== TASK TO COMPLETE ==
Look through the data below. Collect every line where the word "specialties" occurs.

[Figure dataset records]

□ □ □

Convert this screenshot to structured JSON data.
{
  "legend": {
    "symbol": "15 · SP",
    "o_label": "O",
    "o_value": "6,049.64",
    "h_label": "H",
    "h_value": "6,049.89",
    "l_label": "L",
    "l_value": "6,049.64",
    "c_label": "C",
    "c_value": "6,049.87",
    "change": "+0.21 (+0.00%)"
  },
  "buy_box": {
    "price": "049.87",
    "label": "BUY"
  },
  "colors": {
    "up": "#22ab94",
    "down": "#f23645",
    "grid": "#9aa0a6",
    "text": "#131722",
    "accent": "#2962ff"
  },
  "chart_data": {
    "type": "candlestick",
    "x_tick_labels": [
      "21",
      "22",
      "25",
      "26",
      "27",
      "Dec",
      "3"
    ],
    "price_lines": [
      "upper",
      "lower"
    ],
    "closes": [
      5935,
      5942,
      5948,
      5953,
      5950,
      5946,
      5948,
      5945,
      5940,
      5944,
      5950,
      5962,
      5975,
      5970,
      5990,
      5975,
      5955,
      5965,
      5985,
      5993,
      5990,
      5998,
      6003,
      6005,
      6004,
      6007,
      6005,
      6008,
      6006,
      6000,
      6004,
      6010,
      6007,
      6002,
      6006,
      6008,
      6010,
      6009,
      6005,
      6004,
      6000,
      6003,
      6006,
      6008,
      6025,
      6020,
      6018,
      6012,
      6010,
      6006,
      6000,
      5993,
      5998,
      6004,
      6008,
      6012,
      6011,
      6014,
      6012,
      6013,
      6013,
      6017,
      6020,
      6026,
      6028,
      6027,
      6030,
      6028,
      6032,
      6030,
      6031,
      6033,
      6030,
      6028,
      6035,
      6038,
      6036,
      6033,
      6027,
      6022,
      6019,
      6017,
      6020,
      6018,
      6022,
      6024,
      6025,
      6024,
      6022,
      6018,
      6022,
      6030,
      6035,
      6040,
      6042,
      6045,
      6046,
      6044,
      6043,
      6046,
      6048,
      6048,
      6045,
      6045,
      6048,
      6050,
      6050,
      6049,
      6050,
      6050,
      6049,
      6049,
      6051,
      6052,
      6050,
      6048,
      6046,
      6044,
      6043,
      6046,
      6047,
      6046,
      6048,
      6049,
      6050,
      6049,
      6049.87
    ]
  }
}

□ □ □

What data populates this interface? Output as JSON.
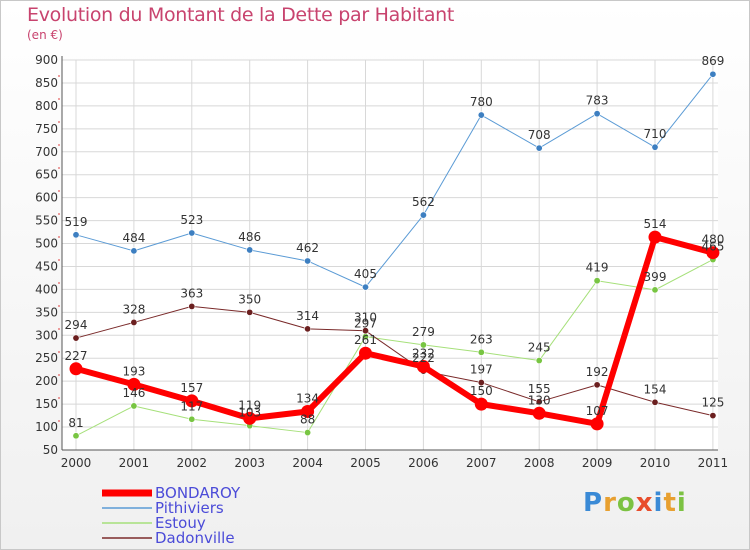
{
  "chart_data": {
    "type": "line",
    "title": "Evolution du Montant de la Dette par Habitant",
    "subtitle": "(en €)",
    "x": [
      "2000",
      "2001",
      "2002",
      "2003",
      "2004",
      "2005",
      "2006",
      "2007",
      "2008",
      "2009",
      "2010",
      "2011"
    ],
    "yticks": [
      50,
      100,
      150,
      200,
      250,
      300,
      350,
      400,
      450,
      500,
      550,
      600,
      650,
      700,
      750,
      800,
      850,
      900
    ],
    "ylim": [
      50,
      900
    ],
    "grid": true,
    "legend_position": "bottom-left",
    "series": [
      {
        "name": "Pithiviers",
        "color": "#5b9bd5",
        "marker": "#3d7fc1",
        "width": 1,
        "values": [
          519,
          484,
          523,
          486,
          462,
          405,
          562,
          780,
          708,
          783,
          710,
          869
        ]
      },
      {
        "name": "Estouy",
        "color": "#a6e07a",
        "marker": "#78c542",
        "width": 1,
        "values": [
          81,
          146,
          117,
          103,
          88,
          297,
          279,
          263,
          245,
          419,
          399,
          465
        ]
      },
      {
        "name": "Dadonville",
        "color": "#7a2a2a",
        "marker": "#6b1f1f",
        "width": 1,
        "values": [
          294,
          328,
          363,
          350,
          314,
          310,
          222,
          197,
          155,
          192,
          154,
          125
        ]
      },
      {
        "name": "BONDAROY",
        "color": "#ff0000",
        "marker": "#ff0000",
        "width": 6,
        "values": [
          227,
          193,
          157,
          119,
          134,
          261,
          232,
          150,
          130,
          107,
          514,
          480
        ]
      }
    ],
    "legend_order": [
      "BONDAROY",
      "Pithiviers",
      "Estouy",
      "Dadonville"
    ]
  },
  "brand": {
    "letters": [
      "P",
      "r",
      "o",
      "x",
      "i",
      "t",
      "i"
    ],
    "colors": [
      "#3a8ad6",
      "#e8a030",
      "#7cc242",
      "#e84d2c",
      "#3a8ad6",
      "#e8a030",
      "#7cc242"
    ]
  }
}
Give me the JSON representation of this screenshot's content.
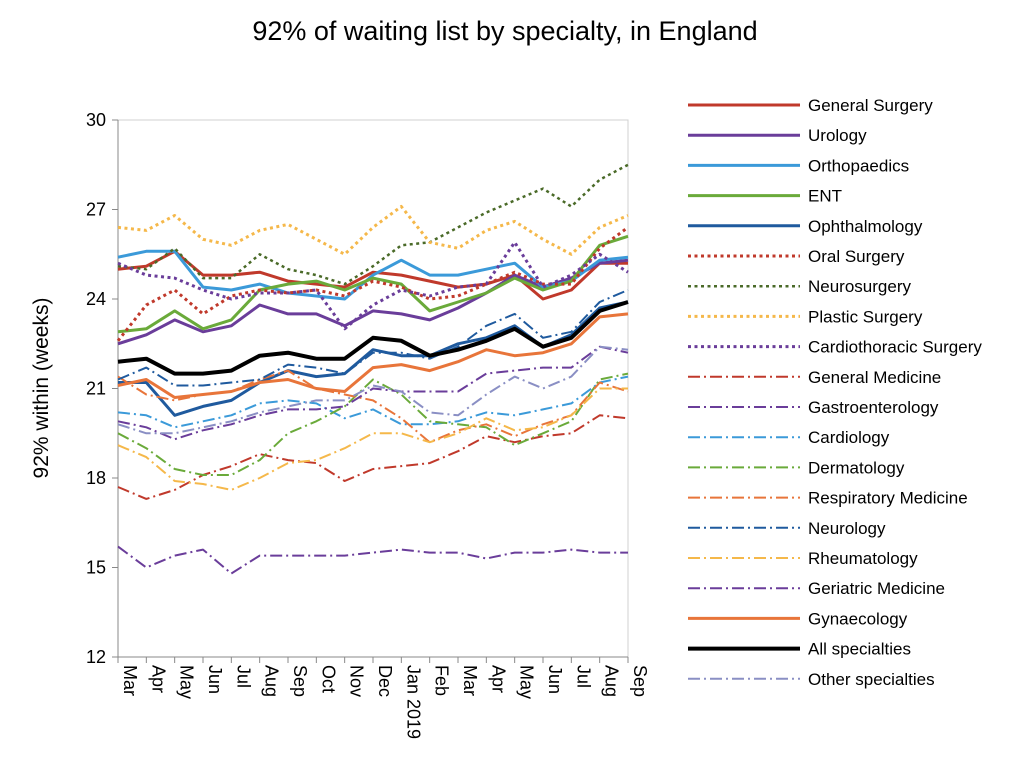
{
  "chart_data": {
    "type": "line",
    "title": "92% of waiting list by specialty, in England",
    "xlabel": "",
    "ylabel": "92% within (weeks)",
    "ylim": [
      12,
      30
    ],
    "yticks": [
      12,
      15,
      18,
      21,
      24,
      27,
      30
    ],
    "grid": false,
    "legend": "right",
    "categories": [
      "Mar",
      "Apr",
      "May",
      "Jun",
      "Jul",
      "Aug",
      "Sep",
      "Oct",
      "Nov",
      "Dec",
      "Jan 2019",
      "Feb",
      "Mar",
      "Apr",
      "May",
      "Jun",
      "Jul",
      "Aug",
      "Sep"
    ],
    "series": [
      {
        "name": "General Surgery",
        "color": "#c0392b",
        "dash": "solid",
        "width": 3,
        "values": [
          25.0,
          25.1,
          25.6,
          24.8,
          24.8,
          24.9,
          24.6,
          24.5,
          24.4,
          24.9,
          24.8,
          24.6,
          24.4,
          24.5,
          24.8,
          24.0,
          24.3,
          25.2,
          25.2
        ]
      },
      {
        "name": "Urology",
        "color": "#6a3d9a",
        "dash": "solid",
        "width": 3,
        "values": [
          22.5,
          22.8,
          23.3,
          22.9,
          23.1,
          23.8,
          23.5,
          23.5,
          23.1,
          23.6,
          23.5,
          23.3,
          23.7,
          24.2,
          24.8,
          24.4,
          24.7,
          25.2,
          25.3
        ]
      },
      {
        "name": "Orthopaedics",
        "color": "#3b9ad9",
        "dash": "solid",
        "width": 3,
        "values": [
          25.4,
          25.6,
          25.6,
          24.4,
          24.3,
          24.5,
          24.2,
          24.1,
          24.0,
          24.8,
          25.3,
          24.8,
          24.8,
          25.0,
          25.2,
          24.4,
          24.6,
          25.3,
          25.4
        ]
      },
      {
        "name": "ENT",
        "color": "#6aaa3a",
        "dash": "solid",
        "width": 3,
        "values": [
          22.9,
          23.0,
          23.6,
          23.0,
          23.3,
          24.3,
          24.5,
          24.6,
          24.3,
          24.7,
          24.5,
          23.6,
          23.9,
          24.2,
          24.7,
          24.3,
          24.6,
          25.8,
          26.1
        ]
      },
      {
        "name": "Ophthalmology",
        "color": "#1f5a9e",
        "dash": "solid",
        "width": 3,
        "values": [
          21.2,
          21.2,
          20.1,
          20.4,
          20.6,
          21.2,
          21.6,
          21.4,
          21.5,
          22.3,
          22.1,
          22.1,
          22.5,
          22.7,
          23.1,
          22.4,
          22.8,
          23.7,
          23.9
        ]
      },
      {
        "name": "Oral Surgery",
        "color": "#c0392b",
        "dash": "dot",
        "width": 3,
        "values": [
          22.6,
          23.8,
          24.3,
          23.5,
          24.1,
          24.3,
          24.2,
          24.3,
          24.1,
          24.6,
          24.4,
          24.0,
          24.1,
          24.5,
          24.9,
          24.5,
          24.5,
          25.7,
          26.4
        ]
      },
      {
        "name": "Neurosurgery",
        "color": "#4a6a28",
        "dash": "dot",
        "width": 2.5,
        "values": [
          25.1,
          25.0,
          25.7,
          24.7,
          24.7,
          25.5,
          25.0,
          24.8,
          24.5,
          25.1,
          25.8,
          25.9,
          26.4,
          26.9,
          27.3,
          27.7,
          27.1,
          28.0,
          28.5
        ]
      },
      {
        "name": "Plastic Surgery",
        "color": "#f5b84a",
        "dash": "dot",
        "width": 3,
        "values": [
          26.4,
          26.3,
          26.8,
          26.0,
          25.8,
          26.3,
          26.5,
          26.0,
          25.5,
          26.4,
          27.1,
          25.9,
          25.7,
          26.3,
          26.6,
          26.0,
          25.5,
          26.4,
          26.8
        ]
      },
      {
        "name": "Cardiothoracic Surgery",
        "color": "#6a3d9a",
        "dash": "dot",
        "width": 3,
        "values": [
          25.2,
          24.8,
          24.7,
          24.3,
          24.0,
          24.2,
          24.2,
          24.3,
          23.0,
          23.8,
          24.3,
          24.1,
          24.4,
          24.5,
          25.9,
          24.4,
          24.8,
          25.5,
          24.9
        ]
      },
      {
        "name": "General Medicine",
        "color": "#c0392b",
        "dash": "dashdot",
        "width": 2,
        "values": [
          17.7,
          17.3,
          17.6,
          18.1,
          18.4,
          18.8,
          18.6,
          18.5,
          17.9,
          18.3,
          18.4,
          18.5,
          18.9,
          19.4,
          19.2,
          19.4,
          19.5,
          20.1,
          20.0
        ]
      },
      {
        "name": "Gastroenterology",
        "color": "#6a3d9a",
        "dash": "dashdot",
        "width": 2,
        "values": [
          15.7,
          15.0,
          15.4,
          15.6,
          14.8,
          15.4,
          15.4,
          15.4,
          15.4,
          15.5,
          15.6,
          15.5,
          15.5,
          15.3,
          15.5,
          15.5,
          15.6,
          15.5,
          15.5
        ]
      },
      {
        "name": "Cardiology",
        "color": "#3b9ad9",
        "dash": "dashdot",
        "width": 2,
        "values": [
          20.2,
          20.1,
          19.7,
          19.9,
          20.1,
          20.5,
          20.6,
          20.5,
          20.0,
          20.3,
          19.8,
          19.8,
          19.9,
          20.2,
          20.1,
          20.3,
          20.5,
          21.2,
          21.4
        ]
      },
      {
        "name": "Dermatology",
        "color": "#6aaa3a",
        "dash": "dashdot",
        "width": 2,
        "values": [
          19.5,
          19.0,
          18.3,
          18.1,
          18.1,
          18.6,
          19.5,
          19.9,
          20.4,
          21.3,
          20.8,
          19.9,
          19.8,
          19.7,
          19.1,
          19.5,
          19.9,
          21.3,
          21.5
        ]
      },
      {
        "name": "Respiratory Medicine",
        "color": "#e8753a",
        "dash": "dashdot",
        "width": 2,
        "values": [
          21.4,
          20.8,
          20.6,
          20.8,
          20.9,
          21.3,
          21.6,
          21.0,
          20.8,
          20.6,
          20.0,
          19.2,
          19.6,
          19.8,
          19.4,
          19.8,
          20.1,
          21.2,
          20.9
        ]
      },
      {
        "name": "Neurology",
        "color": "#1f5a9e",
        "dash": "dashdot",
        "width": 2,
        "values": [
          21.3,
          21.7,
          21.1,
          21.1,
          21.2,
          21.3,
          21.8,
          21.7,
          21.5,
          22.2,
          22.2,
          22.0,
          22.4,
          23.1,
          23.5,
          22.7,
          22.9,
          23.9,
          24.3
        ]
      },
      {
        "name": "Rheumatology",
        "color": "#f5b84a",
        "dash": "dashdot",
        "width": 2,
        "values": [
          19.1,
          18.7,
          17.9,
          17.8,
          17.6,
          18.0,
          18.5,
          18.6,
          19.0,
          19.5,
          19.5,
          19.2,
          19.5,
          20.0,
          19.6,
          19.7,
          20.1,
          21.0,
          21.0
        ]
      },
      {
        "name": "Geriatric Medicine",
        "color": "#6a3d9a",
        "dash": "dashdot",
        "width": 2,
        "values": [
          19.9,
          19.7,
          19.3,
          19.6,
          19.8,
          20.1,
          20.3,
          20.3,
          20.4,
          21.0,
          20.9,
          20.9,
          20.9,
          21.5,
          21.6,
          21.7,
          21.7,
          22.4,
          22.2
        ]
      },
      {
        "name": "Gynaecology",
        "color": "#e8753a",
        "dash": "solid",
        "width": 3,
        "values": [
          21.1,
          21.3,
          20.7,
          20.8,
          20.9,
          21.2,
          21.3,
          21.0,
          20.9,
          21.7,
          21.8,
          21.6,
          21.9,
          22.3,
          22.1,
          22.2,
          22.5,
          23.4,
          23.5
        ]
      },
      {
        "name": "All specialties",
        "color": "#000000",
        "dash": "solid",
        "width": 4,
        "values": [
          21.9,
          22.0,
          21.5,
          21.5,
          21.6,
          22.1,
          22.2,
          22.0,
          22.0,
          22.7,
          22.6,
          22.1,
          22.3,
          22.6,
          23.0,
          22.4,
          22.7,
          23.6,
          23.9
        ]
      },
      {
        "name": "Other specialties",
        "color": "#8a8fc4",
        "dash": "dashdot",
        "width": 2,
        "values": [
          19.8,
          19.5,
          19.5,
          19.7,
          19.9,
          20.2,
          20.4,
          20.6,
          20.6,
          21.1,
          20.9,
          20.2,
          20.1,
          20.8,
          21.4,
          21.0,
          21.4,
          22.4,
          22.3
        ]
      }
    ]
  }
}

□ □ □

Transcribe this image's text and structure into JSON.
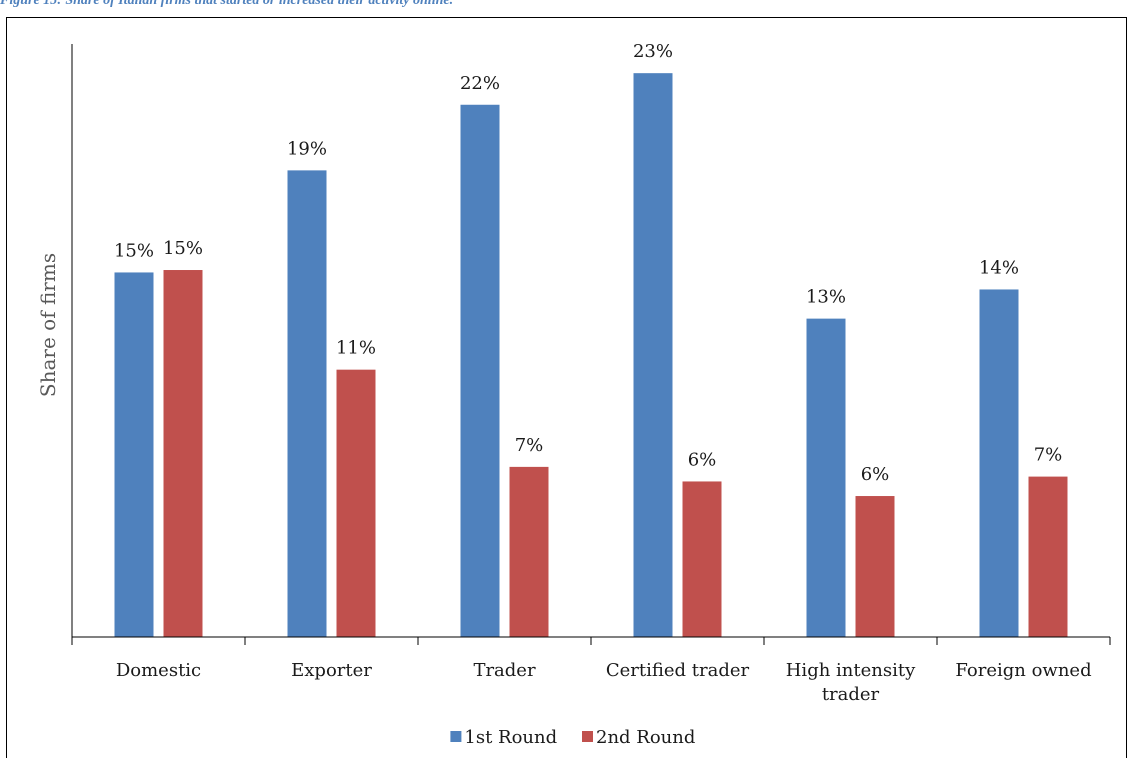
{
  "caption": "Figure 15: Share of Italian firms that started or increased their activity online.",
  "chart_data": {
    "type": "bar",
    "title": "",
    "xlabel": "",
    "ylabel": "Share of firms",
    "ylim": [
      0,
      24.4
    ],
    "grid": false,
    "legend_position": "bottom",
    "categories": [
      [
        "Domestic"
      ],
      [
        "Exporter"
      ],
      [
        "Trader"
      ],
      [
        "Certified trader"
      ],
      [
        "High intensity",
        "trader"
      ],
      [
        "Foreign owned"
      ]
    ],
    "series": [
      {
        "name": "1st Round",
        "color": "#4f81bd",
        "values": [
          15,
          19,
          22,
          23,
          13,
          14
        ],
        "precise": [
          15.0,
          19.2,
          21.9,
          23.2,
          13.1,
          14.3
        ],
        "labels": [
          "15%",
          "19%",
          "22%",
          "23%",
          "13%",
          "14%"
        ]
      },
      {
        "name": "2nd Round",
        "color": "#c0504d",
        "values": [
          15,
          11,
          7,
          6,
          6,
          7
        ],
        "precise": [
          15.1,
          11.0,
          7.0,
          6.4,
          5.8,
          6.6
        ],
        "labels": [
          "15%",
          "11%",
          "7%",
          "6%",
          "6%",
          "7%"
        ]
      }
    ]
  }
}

□ □ □

== RESULT BELOW ==
        "name": "All specialties",
        "name": "Other specialties",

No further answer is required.